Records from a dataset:
------------------------------------------------------------

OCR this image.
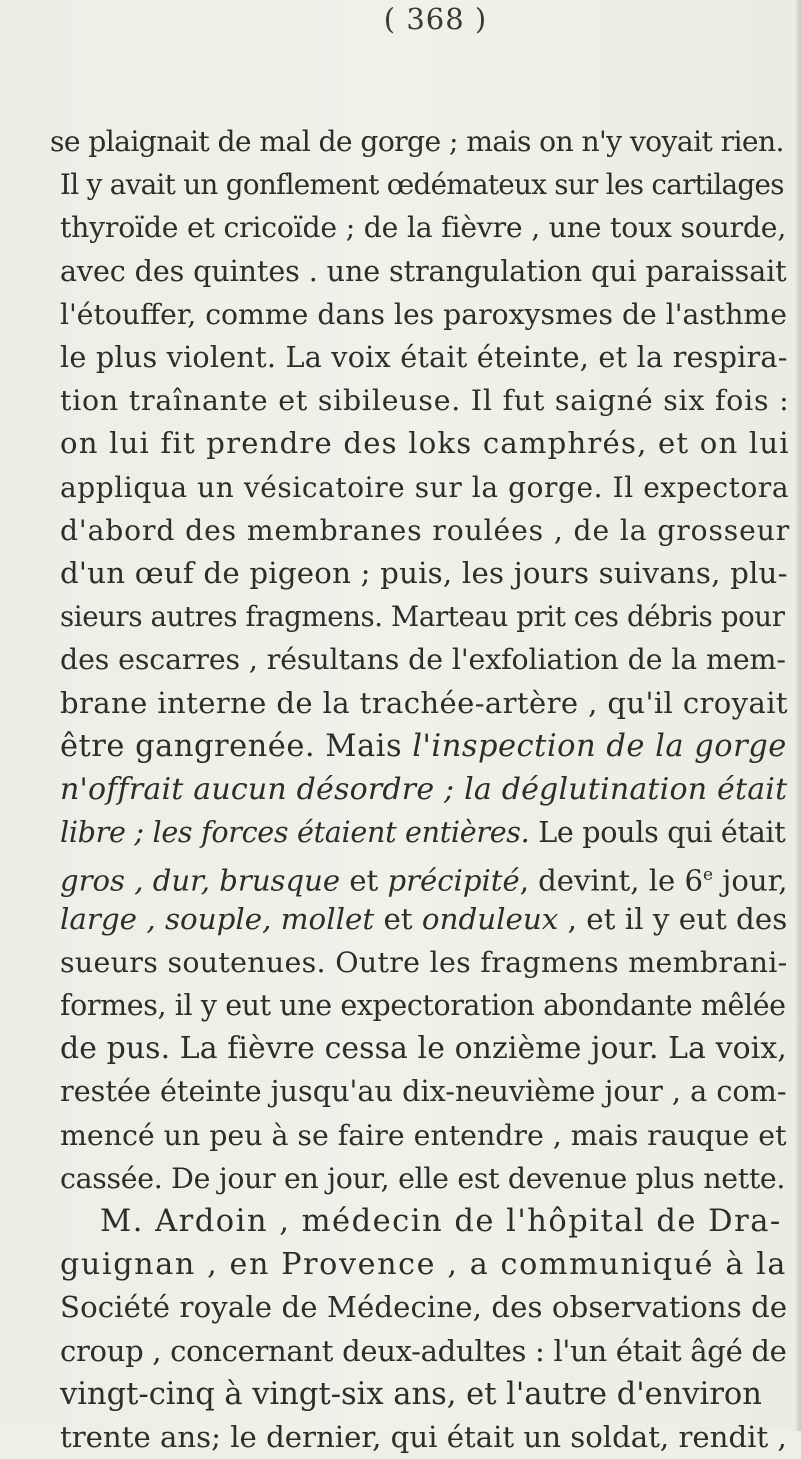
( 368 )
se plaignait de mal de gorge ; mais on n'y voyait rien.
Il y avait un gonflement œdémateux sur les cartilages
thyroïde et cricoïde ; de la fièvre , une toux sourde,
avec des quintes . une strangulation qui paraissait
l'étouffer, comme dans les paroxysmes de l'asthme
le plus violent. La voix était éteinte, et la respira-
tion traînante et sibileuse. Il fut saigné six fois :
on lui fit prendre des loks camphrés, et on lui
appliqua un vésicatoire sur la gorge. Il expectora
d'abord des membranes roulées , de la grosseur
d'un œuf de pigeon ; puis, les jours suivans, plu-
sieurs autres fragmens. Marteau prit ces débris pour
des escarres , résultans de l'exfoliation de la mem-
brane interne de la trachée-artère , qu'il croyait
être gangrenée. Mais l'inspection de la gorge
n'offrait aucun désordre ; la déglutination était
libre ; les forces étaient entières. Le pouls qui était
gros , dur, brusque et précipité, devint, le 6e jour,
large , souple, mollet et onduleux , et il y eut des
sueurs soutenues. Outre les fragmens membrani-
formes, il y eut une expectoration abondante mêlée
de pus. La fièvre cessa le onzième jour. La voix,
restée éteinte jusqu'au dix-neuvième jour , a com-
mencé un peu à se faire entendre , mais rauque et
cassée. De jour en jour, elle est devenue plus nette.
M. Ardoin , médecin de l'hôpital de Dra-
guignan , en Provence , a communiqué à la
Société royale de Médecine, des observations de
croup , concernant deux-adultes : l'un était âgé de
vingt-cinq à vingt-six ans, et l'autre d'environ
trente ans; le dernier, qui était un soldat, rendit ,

------------------------------------------------------------

> [Task prompt]: Your task is to set down the records shown above exactly, minus any pictures.

> [Reply]:
OCR this image.
( 368 )
se plaignait de mal de gorge ; mais on n'y voyait rien.
Il y avait un gonflement œdémateux sur les cartilages
thyroïde et cricoïde ; de la fièvre , une toux sourde,
avec des quintes . une strangulation qui paraissait
l'étouffer, comme dans les paroxysmes de l'asthme
le plus violent. La voix était éteinte, et la respira-
tion traînante et sibileuse. Il fut saigné six fois :
on lui fit prendre des loks camphrés, et on lui
appliqua un vésicatoire sur la gorge. Il expectora
d'abord des membranes roulées , de la grosseur
d'un œuf de pigeon ; puis, les jours suivans, plu-
sieurs autres fragmens. Marteau prit ces débris pour
des escarres , résultans de l'exfoliation de la mem-
brane interne de la trachée-artère , qu'il croyait
être gangrenée. Mais l'inspection de la gorge
n'offrait aucun désordre ; la déglutination était
libre ; les forces étaient entières. Le pouls qui était
gros , dur, brusque et précipité, devint, le 6e jour,
large , souple, mollet et onduleux , et il y eut des
sueurs soutenues. Outre les fragmens membrani-
formes, il y eut une expectoration abondante mêlée
de pus. La fièvre cessa le onzième jour. La voix,
restée éteinte jusqu'au dix-neuvième jour , a com-
mencé un peu à se faire entendre , mais rauque et
cassée. De jour en jour, elle est devenue plus nette.
M. Ardoin , médecin de l'hôpital de Dra-
guignan , en Provence , a communiqué à la
Société royale de Médecine, des observations de
croup , concernant deux-adultes : l'un était âgé de
vingt-cinq à vingt-six ans, et l'autre d'environ
trente ans; le dernier, qui était un soldat, rendit ,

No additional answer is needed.